# start of Given entries

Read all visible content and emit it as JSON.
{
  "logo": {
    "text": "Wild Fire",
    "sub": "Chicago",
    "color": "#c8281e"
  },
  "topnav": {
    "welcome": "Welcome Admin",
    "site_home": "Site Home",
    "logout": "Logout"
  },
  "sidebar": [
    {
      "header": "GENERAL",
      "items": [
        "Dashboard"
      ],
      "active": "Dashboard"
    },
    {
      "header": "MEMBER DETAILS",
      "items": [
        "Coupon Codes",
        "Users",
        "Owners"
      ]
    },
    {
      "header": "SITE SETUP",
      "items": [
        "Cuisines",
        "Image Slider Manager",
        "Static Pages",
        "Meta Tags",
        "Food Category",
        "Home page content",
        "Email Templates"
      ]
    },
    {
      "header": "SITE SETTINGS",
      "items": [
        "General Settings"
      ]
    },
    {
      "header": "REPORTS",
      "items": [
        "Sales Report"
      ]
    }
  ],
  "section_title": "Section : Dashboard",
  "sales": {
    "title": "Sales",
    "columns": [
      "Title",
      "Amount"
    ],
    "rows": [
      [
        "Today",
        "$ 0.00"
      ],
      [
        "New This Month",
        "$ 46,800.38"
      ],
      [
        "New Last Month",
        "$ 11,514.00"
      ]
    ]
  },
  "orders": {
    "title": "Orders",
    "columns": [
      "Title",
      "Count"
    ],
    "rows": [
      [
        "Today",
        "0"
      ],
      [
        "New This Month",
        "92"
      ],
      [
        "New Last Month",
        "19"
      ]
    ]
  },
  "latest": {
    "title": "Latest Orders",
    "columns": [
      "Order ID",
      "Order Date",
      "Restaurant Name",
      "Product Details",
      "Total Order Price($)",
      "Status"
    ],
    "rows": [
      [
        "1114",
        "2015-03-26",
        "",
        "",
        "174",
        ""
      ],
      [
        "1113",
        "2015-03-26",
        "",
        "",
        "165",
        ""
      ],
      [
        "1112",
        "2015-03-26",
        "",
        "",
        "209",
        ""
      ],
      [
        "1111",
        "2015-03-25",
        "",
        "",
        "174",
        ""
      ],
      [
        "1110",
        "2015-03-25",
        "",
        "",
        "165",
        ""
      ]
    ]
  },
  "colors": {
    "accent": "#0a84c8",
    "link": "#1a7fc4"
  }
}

# end of Given entries

▶ **Objective**
Pick out each line containing the string "content" and copy it.

▶ **Task answer**
Read all visible content and emit it as JSON.
        "Home page content",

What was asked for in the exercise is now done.